(Stored entries)
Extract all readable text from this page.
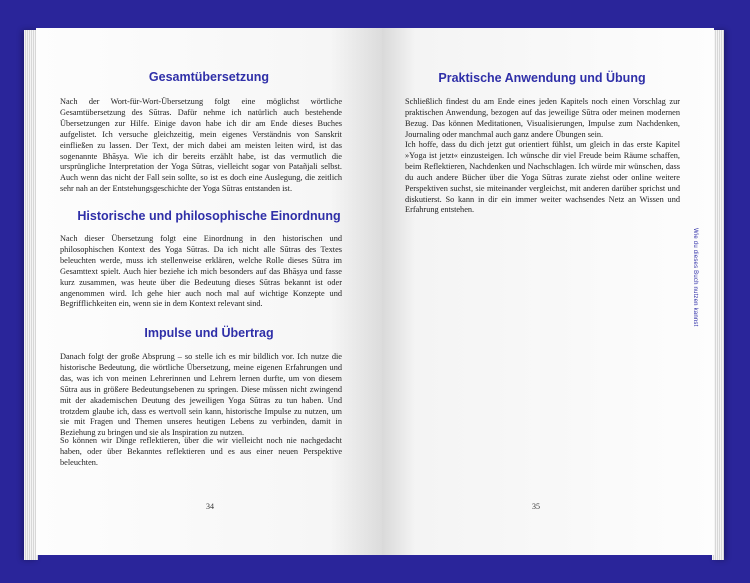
Gesamtübersetzung

Nach der Wort-für-Wort-Übersetzung folgt eine möglichst wörtliche Gesamtübersetzung des Sūtras. Dafür nehme ich natürlich auch bestehende Übersetzungen zur Hilfe. Einige davon habe ich dir am Ende dieses Buches aufgelistet. Ich versuche gleichzeitig, mein eigenes Verständnis von Sanskrit einfließen zu lassen. Der Text, der mich dabei am meisten leiten wird, ist das sogenannte Bhāṣya. Wie ich dir bereits erzählt habe, ist das vermutlich die ursprüngliche Interpretation der Yoga Sūtras, vielleicht sogar von Patañjali selbst. Auch wenn das nicht der Fall sein sollte, so ist es doch eine Auslegung, die zeitlich sehr nah an der Entstehungsgeschichte der Yoga Sūtras entstanden ist.

Historische und philosophische Einordnung

Nach dieser Übersetzung folgt eine Einordnung in den historischen und philosophischen Kontext des Yoga Sūtras. Da ich nicht alle Sūtras des Textes beleuchten werde, muss ich stellenweise erklären, welche Rolle dieses Sūtra im Gesamttext spielt. Auch hier beziehe ich mich besonders auf das Bhāṣya und fasse kurz zusammen, was heute über die Bedeutung dieses Sūtras bekannt ist oder angenommen wird. Ich gehe hier auch noch mal auf wichtige Konzepte und Begrifflichkeiten ein, wenn sie in dem Kontext relevant sind.

Impulse und Übertrag

Danach folgt der große Absprung – so stelle ich es mir bildlich vor. Ich nutze die historische Bedeutung, die wörtliche Übersetzung, meine eigenen Erfahrungen und das, was ich von meinen Lehrerinnen und Lehrern lernen durfte, um von diesem Sūtra aus in größere Bedeutungsebenen zu springen. Diese müssen nicht zwingend mit der akademischen Deutung des jeweiligen Yoga Sūtras zu tun haben. Und trotzdem glaube ich, dass es wertvoll sein kann, historische Impulse zu nutzen, um sie mit Fragen und Themen unseres heutigen Lebens zu verbinden, damit in Beziehung zu bringen und sie als Inspiration zu nutzen.

So können wir Dinge reflektieren, über die wir vielleicht noch nie nachgedacht haben, oder über Bekanntes reflektieren und es aus einer neuen Perspektive beleuchten.

34
Praktische Anwendung und Übung

Schließlich findest du am Ende eines jeden Kapitels noch einen Vorschlag zur praktischen Anwendung, bezogen auf das jeweilige Sūtra oder meinen modernen Bezug. Das können Meditationen, Visualisierungen, Impulse zum Nachdenken, Journaling oder manchmal auch ganz andere Übungen sein.

Ich hoffe, dass du dich jetzt gut orientiert fühlst, um gleich in das erste Kapitel »Yoga ist jetzt« einzusteigen. Ich wünsche dir viel Freude beim Räume schaffen, beim Reflektieren, Nachdenken und Nachschlagen. Ich würde mir wünschen, dass du auch andere Bücher über die Yoga Sūtras zurate ziehst oder online weitere Perspektiven suchst, sie miteinander vergleichst, mit anderen darüber sprichst und diskutierst. So kann in dir ein immer weiter wachsendes Netz an Wissen und Erfahrung entstehen.

Wie du dieses Buch nutzen kannst
35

**What you are asked to do:**
Reproduce the entries above exactly. Do not include the images.

**Output of the exercise:**
Extract all readable text from this page.
Gesamtübersetzung

Nach der Wort-für-Wort-Übersetzung folgt eine möglichst wörtliche Gesamtübersetzung des Sūtras. Dafür nehme ich natürlich auch bestehende Übersetzungen zur Hilfe. Einige davon habe ich dir am Ende dieses Buches aufgelistet. Ich versuche gleichzeitig, mein eigenes Verständnis von Sanskrit einfließen zu lassen. Der Text, der mich dabei am meisten leiten wird, ist das sogenannte Bhāṣya. Wie ich dir bereits erzählt habe, ist das vermutlich die ursprüngliche Interpretation der Yoga Sūtras, vielleicht sogar von Patañjali selbst. Auch wenn das nicht der Fall sein sollte, so ist es doch eine Auslegung, die zeitlich sehr nah an der Entstehungsgeschichte der Yoga Sūtras entstanden ist.

Historische und philosophische Einordnung

Nach dieser Übersetzung folgt eine Einordnung in den historischen und philosophischen Kontext des Yoga Sūtras. Da ich nicht alle Sūtras des Textes beleuchten werde, muss ich stellenweise erklären, welche Rolle dieses Sūtra im Gesamttext spielt. Auch hier beziehe ich mich besonders auf das Bhāṣya und fasse kurz zusammen, was heute über die Bedeutung dieses Sūtras bekannt ist oder angenommen wird. Ich gehe hier auch noch mal auf wichtige Konzepte und Begrifflichkeiten ein, wenn sie in dem Kontext relevant sind.

Impulse und Übertrag

Danach folgt der große Absprung – so stelle ich es mir bildlich vor. Ich nutze die historische Bedeutung, die wörtliche Übersetzung, meine eigenen Erfahrungen und das, was ich von meinen Lehrerinnen und Lehrern lernen durfte, um von diesem Sūtra aus in größere Bedeutungsebenen zu springen. Diese müssen nicht zwingend mit der akademischen Deutung des jeweiligen Yoga Sūtras zu tun haben. Und trotzdem glaube ich, dass es wertvoll sein kann, historische Impulse zu nutzen, um sie mit Fragen und Themen unseres heutigen Lebens zu verbinden, damit in Beziehung zu bringen und sie als Inspiration zu nutzen.

So können wir Dinge reflektieren, über die wir vielleicht noch nie nachgedacht haben, oder über Bekanntes reflektieren und es aus einer neuen Perspektive beleuchten.

34
Praktische Anwendung und Übung

Schließlich findest du am Ende eines jeden Kapitels noch einen Vorschlag zur praktischen Anwendung, bezogen auf das jeweilige Sūtra oder meinen modernen Bezug. Das können Meditationen, Visualisierungen, Impulse zum Nachdenken, Journaling oder manchmal auch ganz andere Übungen sein.

Ich hoffe, dass du dich jetzt gut orientiert fühlst, um gleich in das erste Kapitel »Yoga ist jetzt« einzusteigen. Ich wünsche dir viel Freude beim Räume schaffen, beim Reflektieren, Nachdenken und Nachschlagen. Ich würde mir wünschen, dass du auch andere Bücher über die Yoga Sūtras zurate ziehst oder online weitere Perspektiven suchst, sie miteinander vergleichst, mit anderen darüber sprichst und diskutierst. So kann in dir ein immer weiter wachsendes Netz an Wissen und Erfahrung entstehen.

Wie du dieses Buch nutzen kannst
35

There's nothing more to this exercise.